Go through the listing and copy each line with the string "Output".

§ §

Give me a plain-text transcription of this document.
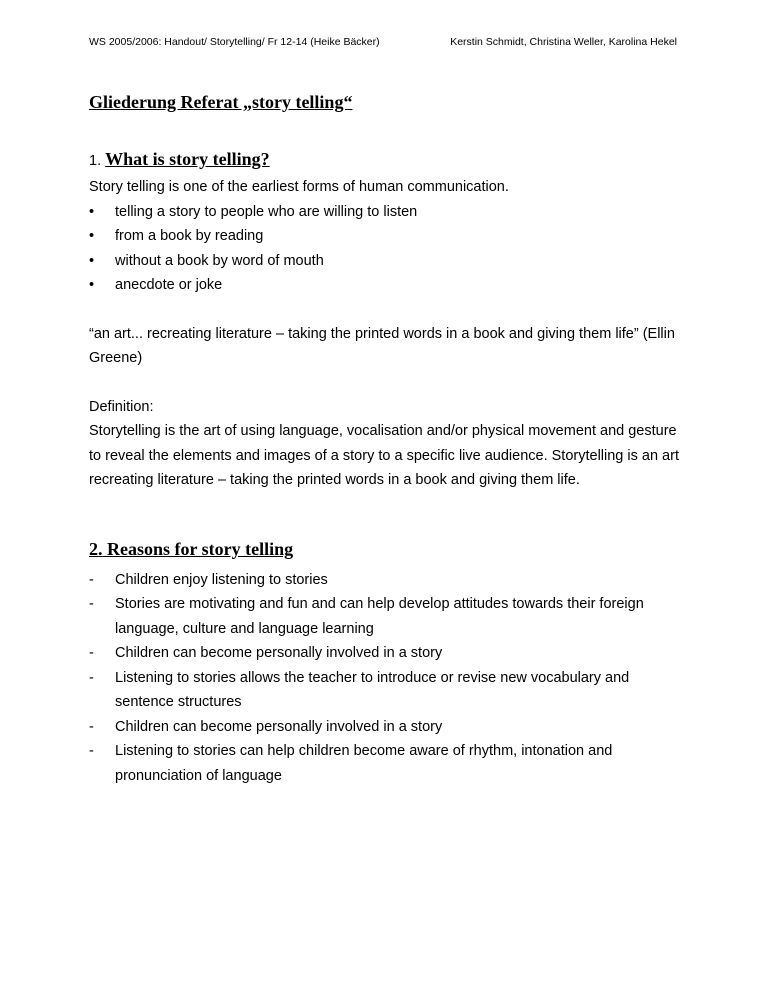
WS 2005/2006: Handout/ Storytelling/ Fr 12-14 (Heike Bäcker)	Kerstin Schmidt, Christina Weller, Karolina Hekel
Gliederung Referat „story telling“
1. What is story telling?

Story telling is one of the earliest forms of human communication.

• telling a story to people who are willing to listen
• from a book by reading
• without a book by word of mouth
• anecdote or joke

“an art... recreating literature – taking the printed words in a book and giving them life” (Ellin Greene)

Definition:

Storytelling is the art of using language, vocalisation and/or physical movement and gesture to reveal the elements and images of a story to a specific live audience. Storytelling is an art recreating literature – taking the printed words in a book and giving them life.

2. Reasons for story telling
- Children enjoy listening to stories
- Stories are motivating and fun and can help develop attitudes towards their foreign language, culture and language learning
- Children can become personally involved in a story
- Listening to stories allows the teacher to introduce or revise new vocabulary and sentence structures
- Children can become personally involved in a story
- Listening to stories can help children become aware of rhythm, intonation and pronunciation of language
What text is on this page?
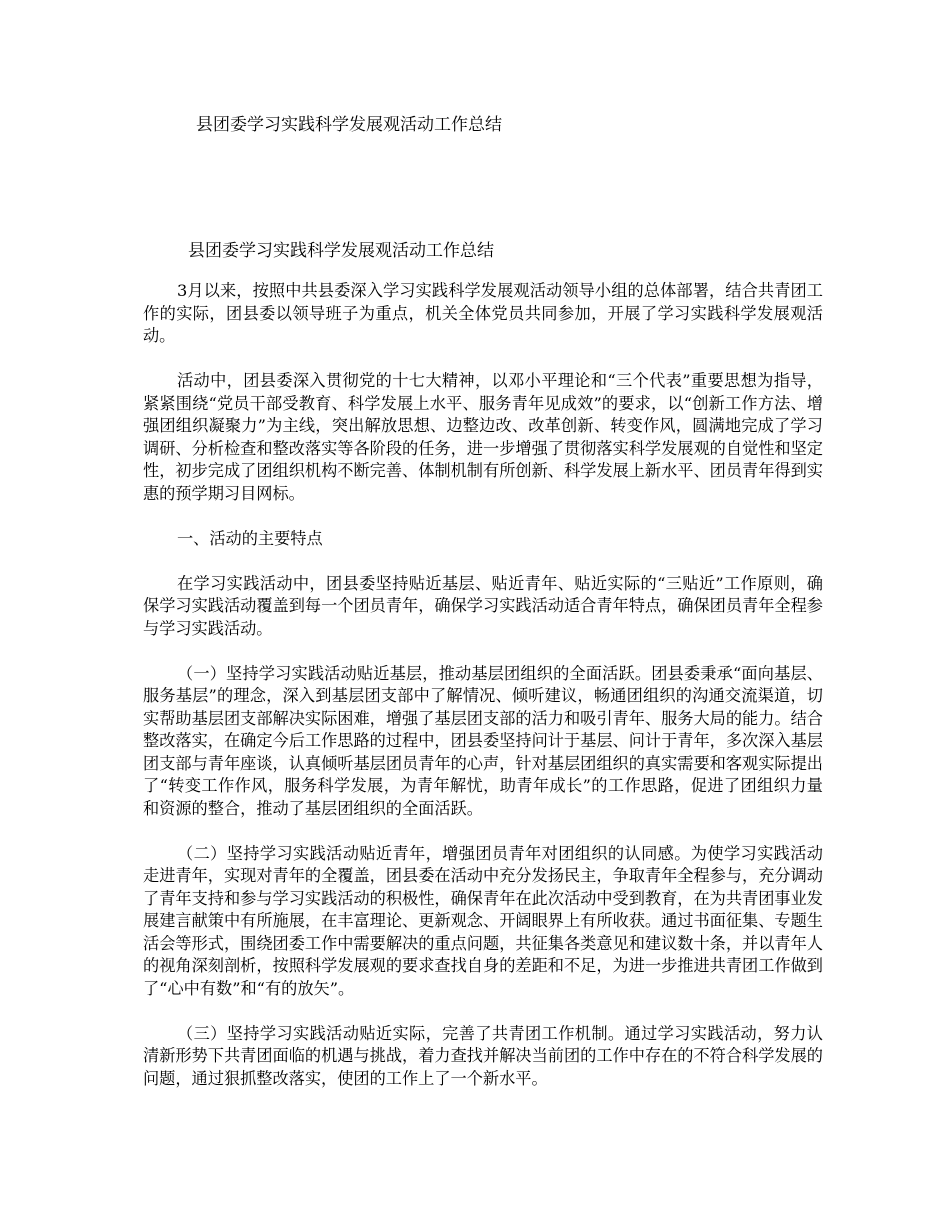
县团委学习实践科学发展观活动工作总结
县团委学习实践科学发展观活动工作总结

3月以来，按照中共县委深入学习实践科学发展观活动领导小组的总体部署，结合共青团工作的实际，团县委以领导班子为重点，机关全体党员共同参加，开展了学习实践科学发展观活动。

活动中，团县委深入贯彻党的十七大精神，以邓小平理论和“三个代表”重要思想为指导，紧紧围绕“党员干部受教育、科学发展上水平、服务青年见成效”的要求，以“创新工作方法、增强团组织凝聚力”为主线，突出解放思想、边整边改、改革创新、转变作风，圆满地完成了学习调研、分析检查和整改落实等各阶段的任务，进一步增强了贯彻落实科学发展观的自觉性和坚定性，初步完成了团组织机构不断完善、体制机制有所创新、科学发展上新水平、团员青年得到实惠的预学期习目网标。

一、活动的主要特点

在学习实践活动中，团县委坚持贴近基层、贴近青年、贴近实际的“三贴近”工作原则，确保学习实践活动覆盖到每一个团员青年，确保学习实践活动适合青年特点，确保团员青年全程参与学习实践活动。

（一）坚持学习实践活动贴近基层，推动基层团组织的全面活跃。团县委秉承“面向基层、服务基层”的理念，深入到基层团支部中了解情况、倾听建议，畅通团组织的沟通交流渠道，切实帮助基层团支部解决实际困难，增强了基层团支部的活力和吸引青年、服务大局的能力。结合整改落实，在确定今后工作思路的过程中，团县委坚持问计于基层、问计于青年，多次深入基层团支部与青年座谈，认真倾听基层团员青年的心声，针对基层团组织的真实需要和客观实际提出了“转变工作作风，服务科学发展，为青年解忧，助青年成长”的工作思路，促进了团组织力量和资源的整合，推动了基层团组织的全面活跃。

（二）坚持学习实践活动贴近青年，增强团员青年对团组织的认同感。为使学习实践活动走进青年，实现对青年的全覆盖，团县委在活动中充分发扬民主，争取青年全程参与，充分调动了青年支持和参与学习实践活动的积极性，确保青年在此次活动中受到教育，在为共青团事业发展建言献策中有所施展，在丰富理论、更新观念、开阔眼界上有所收获。通过书面征集、专题生活会等形式，围绕团委工作中需要解决的重点问题，共征集各类意见和建议数十条，并以青年人的视角深刻剖析，按照科学发展观的要求查找自身的差距和不足，为进一步推进共青团工作做到了“心中有数”和“有的放矢”。

（三）坚持学习实践活动贴近实际，完善了共青团工作机制。通过学习实践活动，努力认清新形势下共青团面临的机遇与挑战，着力查找并解决当前团的工作中存在的不符合科学发展的问题，通过狠抓整改落实，使团的工作上了一个新水平。
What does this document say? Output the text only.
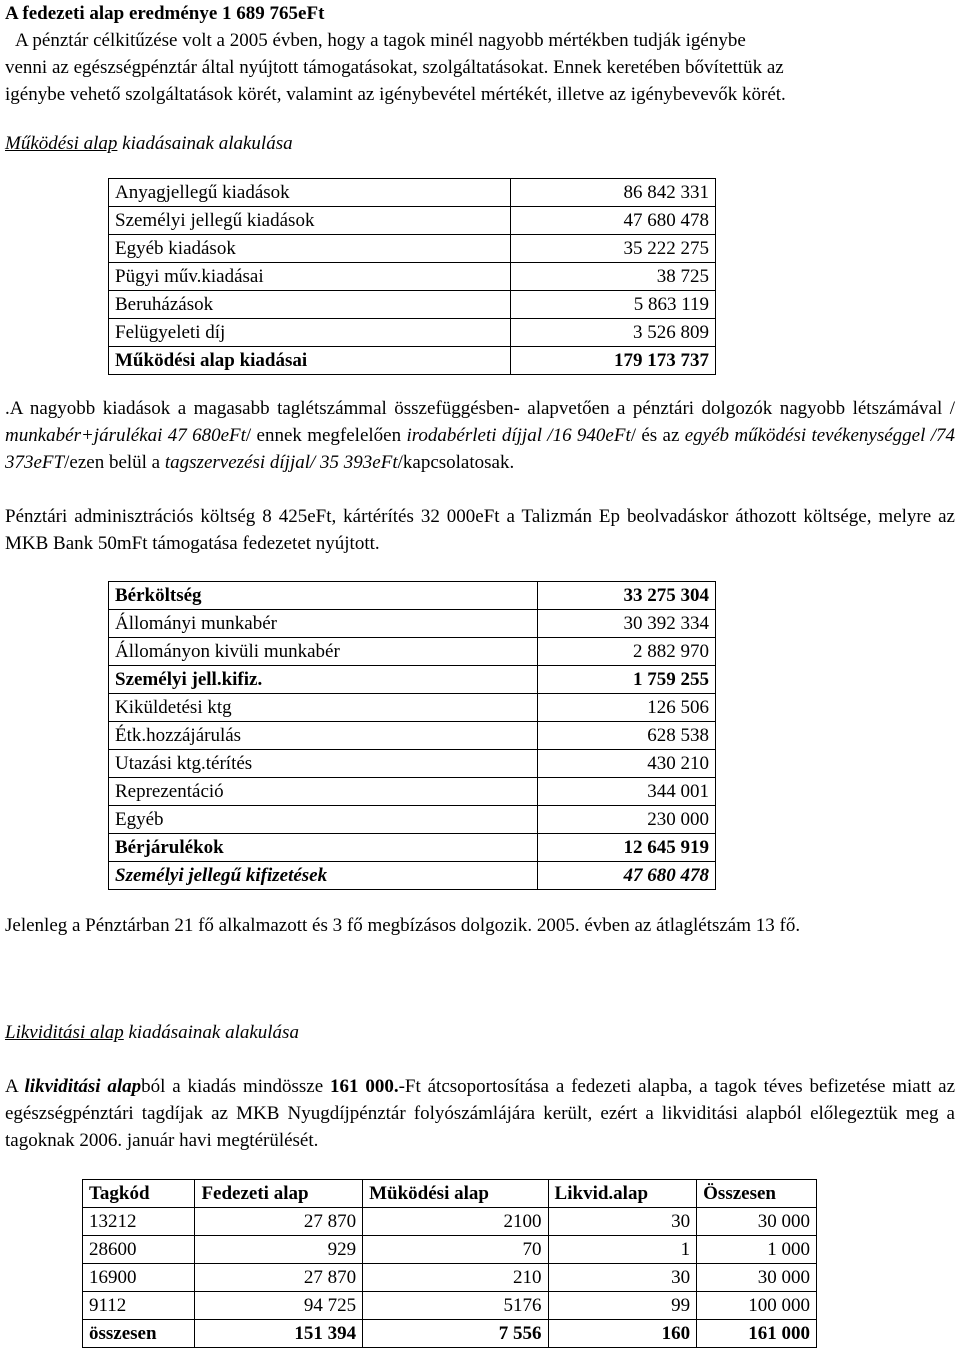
A fedezeti alap eredménye 1 689 765eFt

A pénztár célkitűzése volt a 2005 évben, hogy a tagok minél nagyobb mértékben tudják igénybe

venni az egészségpénztár által nyújtott támogatásokat, szolgáltatásokat. Ennek keretében bővítettük az

igénybe vehető szolgáltatások körét, valamint az igénybevétel mértékét, illetve az igénybevevők körét.

Működési alap kiadásainak alakulása
Anyagjellegű kiadások	86 842 331
Személyi jellegű kiadások	47 680 478
Egyéb kiadások	35 222 275
Pügyi műv.kiadásai	38 725
Beruházások	5 863 119
Felügyeleti díj	3 526 809
Működési alap kiadásai	179 173 737
.A nagyobb kiadások a magasabb taglétszámmal összefüggésben- alapvetően a pénztári dolgozók nagyobb létszámával / munkabér+járulékai 47 680eFt/ ennek megfelelően irodabérleti díjjal /16 940eFt/ és az egyéb működési tevékenységgel /74 373eFT/ezen belül a tagszervezési díjjal/ 35 393eFt/kapcsolatosak.
Pénztári adminisztrációs költség 8 425eFt, kártérítés 32 000eFt a Talizmán Ep beolvadáskor áthozott költsége, melyre az MKB Bank 50mFt támogatása fedezetet nyújtott.
Bérköltség	33 275 304
Állományi munkabér	30 392 334
Állományon kivüli munkabér	2 882 970
Személyi jell.kifiz.	1 759 255
Kiküldetési ktg	126 506
Étk.hozzájárulás	628 538
Utazási ktg.térítés	430 210
Reprezentáció	344 001
Egyéb	230 000
Bérjárulékok	12 645 919
Személyi jellegű kifizetések	47 680 478
Jelenleg a Pénztárban 21 fő alkalmazott és 3 fő megbízásos dolgozik. 2005. évben az átlaglétszám 13 fő.
Likviditási alap kiadásainak alakulása
A likviditási alapból a kiadás mindössze 161 000.-Ft átcsoportosítása a fedezeti alapba, a tagok téves befizetése miatt az egészségpénztári tagdíjak az MKB Nyugdíjpénztár folyószámlájára került, ezért a likviditási alapból előlegeztük meg a tagoknak 2006. január havi megtérülését.
Tagkód	Fedezeti alap	Müködési alap	Likvid.alap	Összesen
13212	27 870	2100	30	30 000
28600	929	70	1	1 000
16900	27 870	210	30	30 000
9112	94 725	5176	99	100 000
összesen	151 394	7 556	160	161 000
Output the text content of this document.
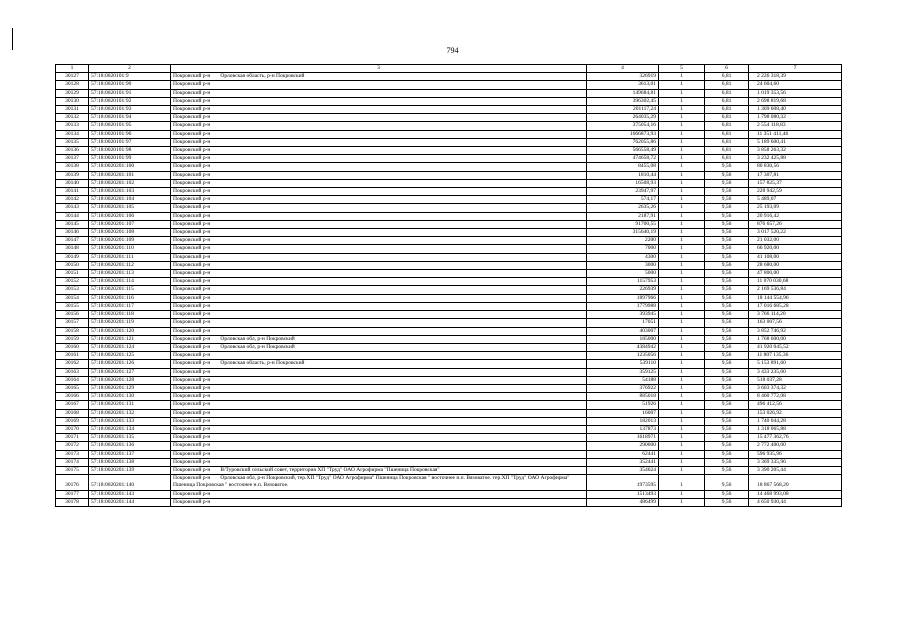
794
1	2	3	4	5	6	7
30127	57:18:0020101:9	Покровский р-н Орловская область, р-н Покровский	326919	1	6,81	2 226 318,39
30128	57:18:0020101:90	Покровский р-н	3613,01	1	6,81	24 604,60
30129	57:18:0020101:91	Покровский р-н	149684,81	1	6,81	1 019 353,56
30130	57:18:0020101:92	Покровский р-н	396302,45	1	6,81	2 698 819,68
30131	57:18:0020101:93	Покровский р-н	201117,24	1	6,81	1 369 608,40
30132	57:18:0020101:94	Покровский р-н	264035,29	1	6,81	1 798 080,32
30133	57:18:0020101:95	Покровский р-н	375054,16	1	6,81	2 554 118,83
30134	57:18:0020101:96	Покровский р-н	1666873,93	1	6,81	11 351 411,46
30135	57:18:0020101:97	Покровский р-н	762055,86	1	6,81	5 189 600,41
30136	57:18:0020101:98	Покровский р-н	566558,49	1	6,81	3 858 263,32
30137	57:18:0020101:99	Покровский р-н	474658,72	1	6,81	3 232 425,88
30138	57:18:0020201:100	Покровский р-н	8455,08	1	9,56	80 830,56
30139	57:18:0020201:101	Покровский р-н	1810,44	1	9,56	17 307,81
30140	57:18:0020201:102	Покровский р-н	16508,93	1	9,56	157 825,37
30141	57:18:0020201:103	Покровский р-н	23947,97	1	9,56	228 942,59
30142	57:18:0020201:104	Покровский р-н	574,17	1	9,56	5 489,07
30143	57:18:0020201:105	Покровский р-н	2635,26	1	9,56	25 193,09
30144	57:18:0020201:106	Покровский р-н	2187,91	1	9,56	20 916,42
30145	57:18:0020201:107	Покровский р-н	91700,55	1	9,56	876 657,26
30146	57:18:0020201:108	Покровский р-н	315640,19	1	9,56	3 017 520,22
30147	57:18:0020201:109	Покровский р-н	2200	1	9,56	21 032,00
30148	57:18:0020201:110	Покровский р-н	7000	1	9,56	66 920,00
30149	57:18:0020201:111	Покровский р-н	4300	1	9,56	41 108,00
30150	57:18:0020201:112	Покровский р-н	3000	1	9,56	28 680,00
30151	57:18:0020201:113	Покровский р-н	5000	1	9,56	47 800,00
30152	57:18:0020201:114	Покровский р-н	1157953	1	9,56	11 070 030,68
30153	57:18:0020201:115	Покровский р-н	226939	1	9,56	2 169 536,84
30154	57:18:0020201:116	Покровский р-н	1897966	1	9,56	18 144 554,96
30155	57:18:0020201:117	Покровский р-н	1779988	1	9,56	17 016 685,28
30156	57:18:0020201:118	Покровский р-н	393945	1	9,56	3 766 114,20
30157	57:18:0020201:119	Покровский р-н	17051	1	9,56	163 007,56
30158	57:18:0020201:120	Покровский р-н	403007	1	9,56	3 852 746,92
30159	57:18:0020201:121	Покровский р-н Орловская обл, р-н Покровский	185000	1	9,56	1 768 600,00
30160	57:18:0020201:124	Покровский р-н Орловская обл, р-н Покровский	4384942	1	9,56	41 920 045,52
30161	57:18:0020201:125	Покровский р-н	1235056	1	9,56	11 807 135,36
30162	57:18:0020201:126	Покровский р-н Орловская область, р-н Покровский	539110	1	9,56	5 153 891,60
30163	57:18:0020201:127	Покровский р-н	359125	1	9,56	3 433 235,00
30164	57:18:0020201:128	Покровский р-н	54188	1	9,56	518 037,28
30165	57:18:0020201:129	Покровский р-н	376922	1	9,56	3 603 374,32
30166	57:18:0020201:130	Покровский р-н	885018	1	9,56	8 460 772,08
30167	57:18:0020201:131	Покровский р-н	51926	1	9,56	496 412,56
30168	57:18:0020201:132	Покровский р-н	16007	1	9,56	153 026,92
30169	57:18:0020201:133	Покровский р-н	182013	1	9,56	1 740 044,28
30170	57:18:0020201:134	Покровский р-н	137873	1	9,56	1 318 065,88
30171	57:18:0020201:135	Покровский р-н	1618971	1	9,56	15 477 362,76
30172	57:18:0020201:136	Покровский р-н	290000	1	9,56	2 772 400,00
30173	57:18:0020201:137	Покровский р-н	62441	1	9,56	596 935,96
30174	57:18:0020201:138	Покровский р-н	352441	1	9,56	3 369 335,96
30175	57:18:0020201:139	Покровский р-н В/Туровский сельский совет, территория ХП "Труд" ОАО Агрофирма "Пшеница Покровская"	354624	1	9,56	3 390 205,44
30176	57:18:0020201:140	Покровский р-н Орловская обл, р-н Покровский, тер.ХП "Труд" ОАО Агрофирма" Пшеница Покровская " восточнее н.п. Вязоватое. тер.ХП "Труд" ОАО Агрофирма" Пшеница Покровская " восточнее н.п. Вязоватое.	1973595	1	9,56	18 867 568,20
30177	57:18:0020201:143	Покровский р-н	1513493	1	9,56	14 468 993,08
30178	57:18:0020201:144	Покровский р-н	486499	1	9,56	4 650 930,44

§ §

▸ **Written response**:
What does this document say? Output the text only.
Output the text content of this document.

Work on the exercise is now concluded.